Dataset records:
-=-=-
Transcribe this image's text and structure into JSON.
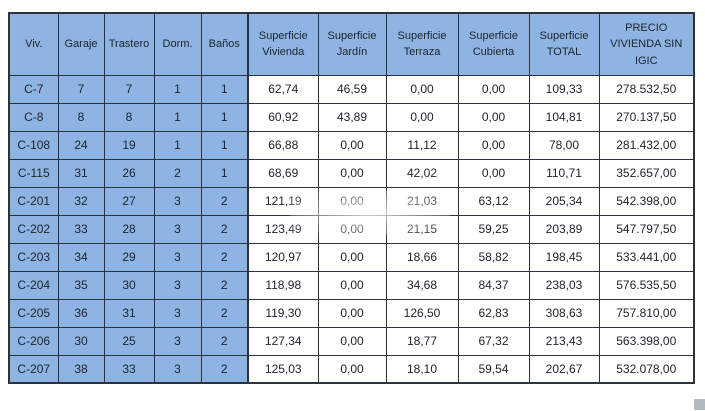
{
  "chart_data": {
    "type": "table",
    "title": "",
    "columns": [
      "Viv.",
      "Garaje",
      "Trastero",
      "Dorm.",
      "Baños",
      "Superficie\nVivienda",
      "Superficie\nJardín",
      "Superficie\nTerraza",
      "Superficie\nCubierta",
      "Superficie\nTOTAL",
      "PRECIO\nVIVIENDA SIN\nIGIC"
    ],
    "rows": [
      [
        "C-7",
        "7",
        "7",
        "1",
        "1",
        "62,74",
        "46,59",
        "0,00",
        "0,00",
        "109,33",
        "278.532,50"
      ],
      [
        "C-8",
        "8",
        "8",
        "1",
        "1",
        "60,92",
        "43,89",
        "0,00",
        "0,00",
        "104,81",
        "270.137,50"
      ],
      [
        "C-108",
        "24",
        "19",
        "1",
        "1",
        "66,88",
        "0,00",
        "11,12",
        "0,00",
        "78,00",
        "281.432,00"
      ],
      [
        "C-115",
        "31",
        "26",
        "2",
        "1",
        "68,69",
        "0,00",
        "42,02",
        "0,00",
        "110,71",
        "352.657,00"
      ],
      [
        "C-201",
        "32",
        "27",
        "3",
        "2",
        "121,19",
        "0,00",
        "21,03",
        "63,12",
        "205,34",
        "542.398,00"
      ],
      [
        "C-202",
        "33",
        "28",
        "3",
        "2",
        "123,49",
        "0,00",
        "21,15",
        "59,25",
        "203,89",
        "547.797,50"
      ],
      [
        "C-203",
        "34",
        "29",
        "3",
        "2",
        "120,97",
        "0,00",
        "18,66",
        "58,82",
        "198,45",
        "533.441,00"
      ],
      [
        "C-204",
        "35",
        "30",
        "3",
        "2",
        "118,98",
        "0,00",
        "34,68",
        "84,37",
        "238,03",
        "576.535,50"
      ],
      [
        "C-205",
        "36",
        "31",
        "3",
        "2",
        "119,30",
        "0,00",
        "126,50",
        "62,83",
        "308,63",
        "757.810,00"
      ],
      [
        "C-206",
        "30",
        "25",
        "3",
        "2",
        "127,34",
        "0,00",
        "18,77",
        "67,32",
        "213,43",
        "563.398,00"
      ],
      [
        "C-207",
        "38",
        "33",
        "3",
        "2",
        "125,03",
        "0,00",
        "18,10",
        "59,54",
        "202,67",
        "532.078,00"
      ]
    ],
    "layout_hints": {
      "blue_columns": 5,
      "header_fill": "#8db4e2",
      "key_column_fill": "#8db4e2",
      "data_fill": "#ffffff",
      "border_color": "#2d333c",
      "text_color": "#20242c"
    }
  }
}
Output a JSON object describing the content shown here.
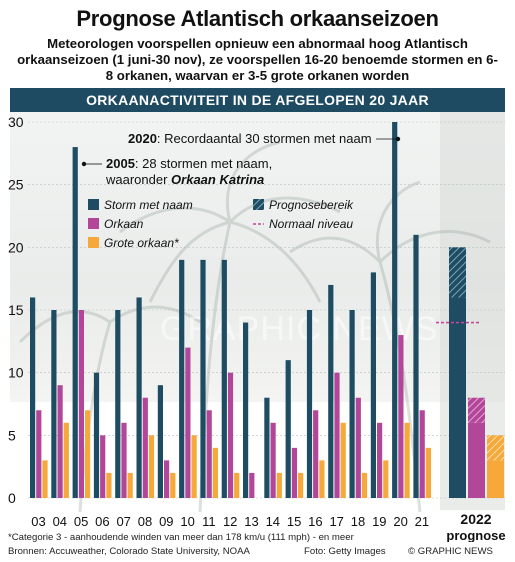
{
  "title": "Prognose Atlantisch orkaanseizoen",
  "subtitle": "Meteorologen voorspellen opnieuw een abnormaal hoog Atlantisch orkaanseizoen (1 juni-30 nov), ze voorspellen 16-20 benoemde stormen en 6-8 orkanen, waarvan er 3-5 grote orkanen worden",
  "banner": "ORKAANACTIVITEIT IN DE AFGELOPEN 20 JAAR",
  "footnote": "*Categorie 3 - aanhoudende winden van meer dan 178 km/u (111 mph) - en meer",
  "sources": "Bronnen: Accuweather, Colorado State University, NOAA",
  "photo_credit": "Foto: Getty Images",
  "copyright": "© GRAPHIC NEWS",
  "watermark": "GRAPHIC NEWS",
  "colors": {
    "storm": "#1d4c63",
    "orkaan": "#b2479a",
    "grote": "#f6a83a",
    "banner": "#1e4a62",
    "normaal": "#c2479a"
  },
  "chart_data": {
    "type": "bar",
    "categories": [
      "03",
      "04",
      "05",
      "06",
      "07",
      "08",
      "09",
      "10",
      "11",
      "12",
      "13",
      "14",
      "15",
      "16",
      "17",
      "18",
      "19",
      "20",
      "21"
    ],
    "series": [
      {
        "name": "Storm met naam",
        "values": [
          16,
          15,
          28,
          10,
          15,
          16,
          9,
          19,
          19,
          19,
          14,
          8,
          11,
          15,
          17,
          15,
          18,
          30,
          21
        ]
      },
      {
        "name": "Orkaan",
        "values": [
          7,
          9,
          15,
          5,
          6,
          8,
          3,
          12,
          7,
          10,
          2,
          6,
          4,
          7,
          10,
          8,
          6,
          13,
          7
        ]
      },
      {
        "name": "Grote orkaan*",
        "values": [
          3,
          6,
          7,
          2,
          2,
          5,
          2,
          5,
          4,
          2,
          0,
          2,
          2,
          3,
          6,
          2,
          3,
          6,
          4
        ]
      }
    ],
    "ylim": [
      0,
      30
    ],
    "yticks": [
      0,
      5,
      10,
      15,
      20,
      25,
      30
    ],
    "forecast": {
      "label": "2022",
      "sublabel": "prognose",
      "storm": [
        16,
        20
      ],
      "orkaan": [
        6,
        8
      ],
      "grote": [
        3,
        5
      ],
      "normaal": {
        "storm": 14,
        "orkaan": 7,
        "grote": 3
      }
    },
    "legend": {
      "storm": "Storm met naam",
      "orkaan": "Orkaan",
      "grote": "Grote orkaan*",
      "bereik": "Prognosebereik",
      "normaal": "Normaal niveau"
    },
    "annotations": [
      {
        "year": "2020",
        "text": ": Recordaantal 30 stormen met naam"
      },
      {
        "year": "2005",
        "text": ": 28 stormen met naam,",
        "line2": "waaronder ",
        "bold": "Orkaan Katrina"
      }
    ]
  }
}
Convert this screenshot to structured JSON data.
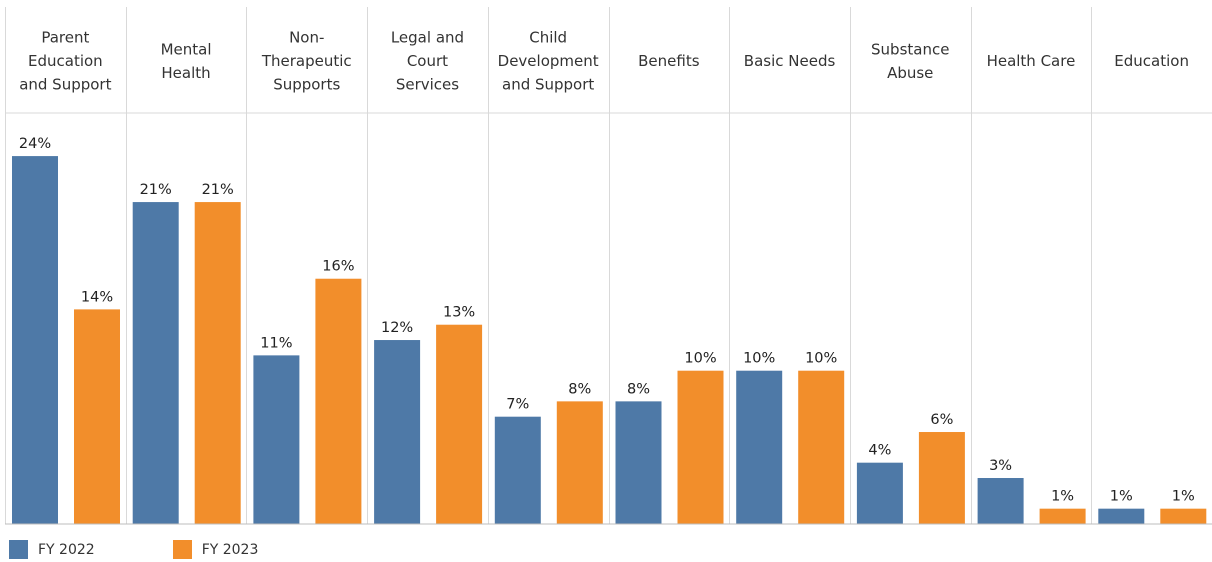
-=-=-
▶ **Problem requirements**
Every record above should be written out again without change, except that the pictures are left out.

▶ **Answer to this problem**
Transcribe this image's text and structure into JSON.
{
  "chart_data": {
    "type": "table",
    "title": "",
    "columns": [
      "Viv.",
      "Garaje",
      "Trastero",
      "Dorm.",
      "Baños",
      "Superficie\nVivienda",
      "Superficie\nJardín",
      "Superficie\nTerraza",
      "Superficie\nCubierta",
      "Superficie\nTOTAL",
      "PRECIO\nVIVIENDA SIN\nIGIC"
    ],
    "rows": [
      [
        "C-7",
        "7",
        "7",
        "1",
        "1",
        "62,74",
        "46,59",
        "0,00",
        "0,00",
        "109,33",
        "278.532,50"
      ],
      [
        "C-8",
        "8",
        "8",
        "1",
        "1",
        "60,92",
        "43,89",
        "0,00",
        "0,00",
        "104,81",
        "270.137,50"
      ],
      [
        "C-108",
        "24",
        "19",
        "1",
        "1",
        "66,88",
        "0,00",
        "11,12",
        "0,00",
        "78,00",
        "281.432,00"
      ],
      [
        "C-115",
        "31",
        "26",
        "2",
        "1",
        "68,69",
        "0,00",
        "42,02",
        "0,00",
        "110,71",
        "352.657,00"
      ],
      [
        "C-201",
        "32",
        "27",
        "3",
        "2",
        "121,19",
        "0,00",
        "21,03",
        "63,12",
        "205,34",
        "542.398,00"
      ],
      [
        "C-202",
        "33",
        "28",
        "3",
        "2",
        "123,49",
        "0,00",
        "21,15",
        "59,25",
        "203,89",
        "547.797,50"
      ],
      [
        "C-203",
        "34",
        "29",
        "3",
        "2",
        "120,97",
        "0,00",
        "18,66",
        "58,82",
        "198,45",
        "533.441,00"
      ],
      [
        "C-204",
        "35",
        "30",
        "3",
        "2",
        "118,98",
        "0,00",
        "34,68",
        "84,37",
        "238,03",
        "576.535,50"
      ],
      [
        "C-205",
        "36",
        "31",
        "3",
        "2",
        "119,30",
        "0,00",
        "126,50",
        "62,83",
        "308,63",
        "757.810,00"
      ],
      [
        "C-206",
        "30",
        "25",
        "3",
        "2",
        "127,34",
        "0,00",
        "18,77",
        "67,32",
        "213,43",
        "563.398,00"
      ],
      [
        "C-207",
        "38",
        "33",
        "3",
        "2",
        "125,03",
        "0,00",
        "18,10",
        "59,54",
        "202,67",
        "532.078,00"
      ]
    ],
    "layout_hints": {
      "blue_columns": 5,
      "header_fill": "#8db4e2",
      "key_column_fill": "#8db4e2",
      "data_fill": "#ffffff",
      "border_color": "#2d333c",
      "text_color": "#20242c"
    }
  }
}
Output a JSON object describing the content shown here.
{
  "title": "Prognose Atlantisch orkaanseizoen",
  "subtitle": "Meteorologen voorspellen opnieuw een abnormaal hoog Atlantisch orkaanseizoen (1 juni-30 nov), ze voorspellen 16-20 benoemde stormen en 6-8 orkanen, waarvan er 3-5 grote orkanen worden",
  "banner": "ORKAANACTIVITEIT IN DE AFGELOPEN 20 JAAR",
  "footnote": "*Categorie 3 - aanhoudende winden van meer dan 178 km/u (111 mph) - en meer",
  "sources": "Bronnen: Accuweather, Colorado State University, NOAA",
  "photo_credit": "Foto: Getty Images",
  "copyright": "© GRAPHIC NEWS",
  "watermark": "GRAPHIC NEWS",
  "colors": {
    "storm": "#1d4c63",
    "orkaan": "#b2479a",
    "grote": "#f6a83a",
    "banner": "#1e4a62",
    "normaal": "#c2479a"
  },
  "chart_data": {
    "type": "bar",
    "categories": [
      "03",
      "04",
      "05",
      "06",
      "07",
      "08",
      "09",
      "10",
      "11",
      "12",
      "13",
      "14",
      "15",
      "16",
      "17",
      "18",
      "19",
      "20",
      "21"
    ],
    "series": [
      {
        "name": "Storm met naam",
        "values": [
          16,
          15,
          28,
          10,
          15,
          16,
          9,
          19,
          19,
          19,
          14,
          8,
          11,
          15,
          17,
          15,
          18,
          30,
          21
        ]
      },
      {
        "name": "Orkaan",
        "values": [
          7,
          9,
          15,
          5,
          6,
          8,
          3,
          12,
          7,
          10,
          2,
          6,
          4,
          7,
          10,
          8,
          6,
          13,
          7
        ]
      },
      {
        "name": "Grote orkaan*",
        "values": [
          3,
          6,
          7,
          2,
          2,
          5,
          2,
          5,
          4,
          2,
          0,
          2,
          2,
          3,
          6,
          2,
          3,
          6,
          4
        ]
      }
    ],
    "ylim": [
      0,
      30
    ],
    "yticks": [
      0,
      5,
      10,
      15,
      20,
      25,
      30
    ],
    "forecast": {
      "label": "2022",
      "sublabel": "prognose",
      "storm": [
        16,
        20
      ],
      "orkaan": [
        6,
        8
      ],
      "grote": [
        3,
        5
      ],
      "normaal": {
        "storm": 14,
        "orkaan": 7,
        "grote": 3
      }
    },
    "legend": {
      "storm": "Storm met naam",
      "orkaan": "Orkaan",
      "grote": "Grote orkaan*",
      "bereik": "Prognosebereik",
      "normaal": "Normaal niveau"
    },
    "annotations": [
      {
        "year": "2020",
        "text": ": Recordaantal 30 stormen met naam"
      },
      {
        "year": "2005",
        "text": ": 28 stormen met naam,",
        "line2": "waaronder ",
        "bold": "Orkaan Katrina"
      }
    ]
  }
}
Convert this screenshot to structured JSON data.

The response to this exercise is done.